* **WHAT IS EXPECTED**
Answer these questions using the Trade Dollar excerpt below, one answer per line:
1. Which way does the seated figure of Liberty face, and what does that direction refer to?
2. In which part of China did Henry Linderman learn that the coin circulated fairly well?
3. When did Congress pass the bill that officially demonetized the coin?

* **SOURCE EXCERPT**
By 1872, there was a bill before Congress seeking authorization for such a coin. Around the same time, the Mint began to strike several commercial dollar designs in preparation for the new piece upon passage of the bill. Eventually, it was decided that the design would show Liberty as represented by a seated figure facing left, a reference to the direction of East Asia. The obverse showed a bald eagle as required by law. Interestingly, the image of the eagle on this coin was a reversal of most other coins of the era given that the eagle held three arrows in its right claw and an olive branch in its left.
After the coin was minted and circulated, Henry Linderman, American financier and superintendent of the U.S. Mint, ordered a review of the coin’s acceptance in China. He learned that the coin was fairly well circulated in southern China but failed to experience widespread usage in the north.
Around this same time, Congress passed the Specie Redemption Act which gave the Treasury permission to pay silver coins in exchange for paper currency. This decision, coupled with a drop in silver prices, led to an increase of silver coins in American transactions and Trade Dollars started flowing back into the US. Soon, the intrinsic value of the coin sunk below one dollar and by late July of 1876 Congress passed a bill that officially demonetized it.

* **DATASET RECORDS**
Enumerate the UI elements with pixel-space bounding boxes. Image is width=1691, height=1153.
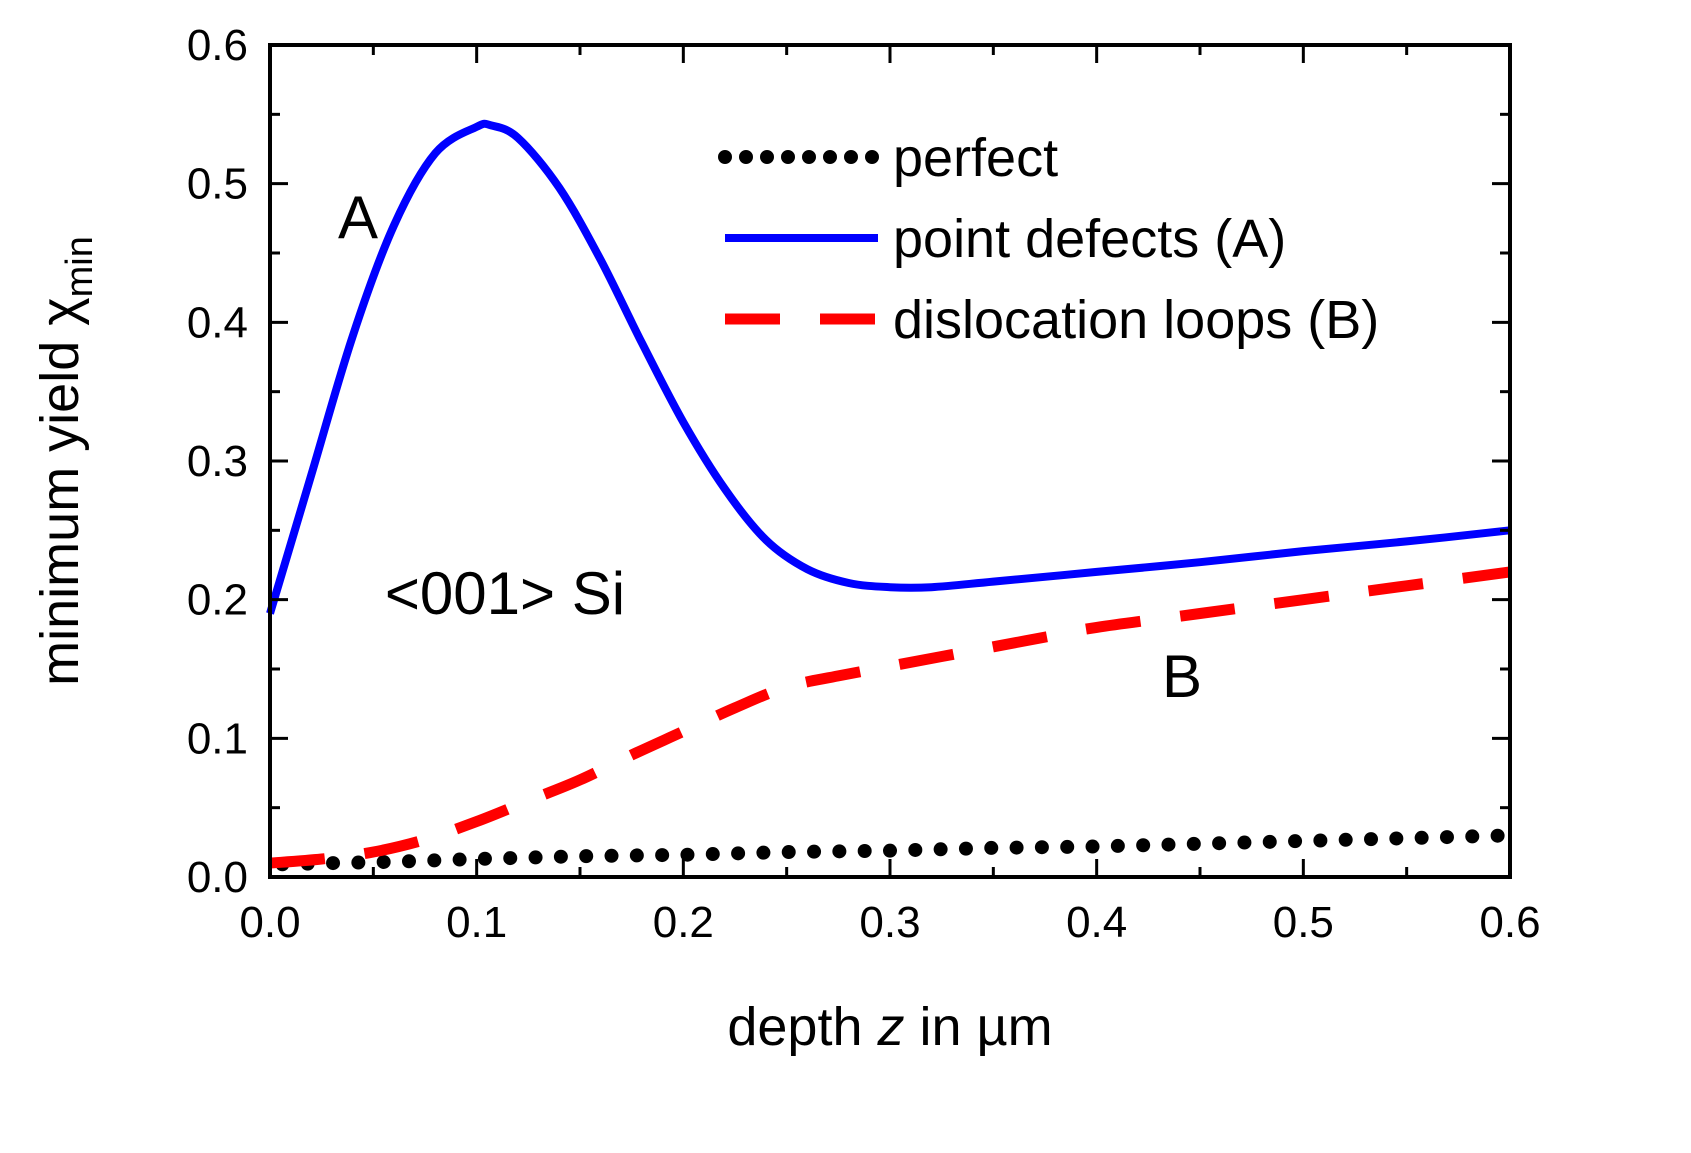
legend: perfect point defects (A) dislocation lo… <box>718 128 1379 350</box>
x-tick-label: 0.4 <box>1066 898 1127 947</box>
series-perfect-point <box>326 856 341 871</box>
x-axis-title-suffix: in µm <box>905 997 1053 1057</box>
y-tick-label: 0.0 <box>187 853 248 902</box>
annotation-a: A <box>338 184 378 251</box>
x-axis-title-prefix: depth <box>727 997 877 1057</box>
series-point-defects-a-line <box>266 119 1511 615</box>
series-perfect-point <box>680 847 695 862</box>
legend-label-point-defects: point defects (A) <box>893 209 1286 269</box>
series-perfect-point <box>1009 840 1024 855</box>
x-tick-label: 0.0 <box>239 898 300 947</box>
y-axis-title-main: minimum yield χ <box>30 297 90 685</box>
series-perfect-point <box>553 849 568 864</box>
y-tick-label: 0.1 <box>187 714 248 763</box>
y-axis-title: minimum yield χmin <box>30 236 101 686</box>
legend-label-dislocation-loops: dislocation loops (B) <box>893 290 1379 350</box>
series-perfect-point <box>1034 840 1049 855</box>
y-axis-title-sub: min <box>59 236 101 297</box>
series-perfect-point <box>1439 830 1454 845</box>
series-perfect-point <box>604 848 619 863</box>
series-perfect-point <box>1414 830 1429 845</box>
x-tick-label: 0.1 <box>446 898 507 947</box>
series-layer <box>266 119 1511 872</box>
annotation-b: B <box>1162 643 1202 710</box>
series-perfect-point <box>731 846 746 861</box>
series-perfect-point <box>1212 836 1227 851</box>
series-perfect-point <box>1060 839 1075 854</box>
series-perfect-point <box>629 848 644 863</box>
annotation-crystal: <001> Si <box>385 560 625 627</box>
y-tick-label: 0.6 <box>187 21 248 70</box>
y-tick-label: 0.3 <box>187 437 248 486</box>
series-perfect-point <box>655 848 670 863</box>
series-perfect-point <box>1288 834 1303 849</box>
x-tick-label: 0.2 <box>653 898 714 947</box>
series-perfect-point <box>401 854 416 869</box>
series-perfect-point <box>756 845 771 860</box>
series-perfect-point <box>908 842 923 857</box>
x-tick-label: 0.3 <box>859 898 920 947</box>
y-tick-label: 0.5 <box>187 160 248 209</box>
series-perfect-point <box>1186 836 1201 851</box>
x-tick-label: 0.6 <box>1479 898 1540 947</box>
series-perfect-point <box>1364 832 1379 847</box>
series-perfect-point <box>503 851 518 866</box>
series-perfect-point <box>781 845 796 860</box>
series-perfect-point <box>351 855 366 870</box>
x-axis-title: depth z in µm <box>727 997 1052 1057</box>
series-perfect-point <box>1490 828 1505 843</box>
y-tick-label: 0.4 <box>187 298 248 347</box>
plot-frame <box>268 43 1512 879</box>
series-perfect-point <box>832 844 847 859</box>
series-perfect-point <box>1262 834 1277 849</box>
series-perfect-point <box>984 840 999 855</box>
legend-label-perfect: perfect <box>893 128 1058 188</box>
series-perfect-point <box>883 843 897 858</box>
series-perfect-point <box>452 852 467 867</box>
ticks-layer: 0.0 0.1 0.2 0.3 0.4 0.5 0.6 0.0 0.1 0.2 0.3 0.4 0.5 0… <box>187 21 1541 947</box>
series-perfect-point <box>528 850 543 865</box>
series-perfect-point <box>1085 839 1100 854</box>
series-perfect-point <box>1237 835 1252 850</box>
series-perfect-point <box>1110 838 1125 853</box>
series-perfect-point <box>1338 832 1353 847</box>
series-dislocation-loops-b-line <box>269 566 1511 869</box>
series-perfect-point <box>933 842 948 857</box>
series-perfect-point <box>1313 833 1328 848</box>
series-perfect-point <box>807 844 822 859</box>
series-perfect-point <box>477 851 492 866</box>
series-perfect-point <box>1465 829 1480 844</box>
series-perfect-point <box>1136 838 1151 853</box>
series-perfect-point <box>958 841 973 856</box>
series-perfect-point <box>579 849 594 864</box>
x-tick-label: 0.5 <box>1273 898 1334 947</box>
y-tick-label: 0.2 <box>187 576 248 625</box>
x-axis-title-var: z <box>877 997 905 1057</box>
series-perfect-point <box>376 854 391 869</box>
series-perfect-point <box>427 853 442 868</box>
series-perfect-point <box>1389 831 1404 846</box>
series-perfect-point <box>705 847 720 862</box>
series-perfect-point <box>857 843 872 858</box>
series-perfect-point <box>1161 837 1176 852</box>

* **THE SOLUTION**
1. Left, a reference to the direction of East Asia.
2. Southern China.
3. Late July of 1876.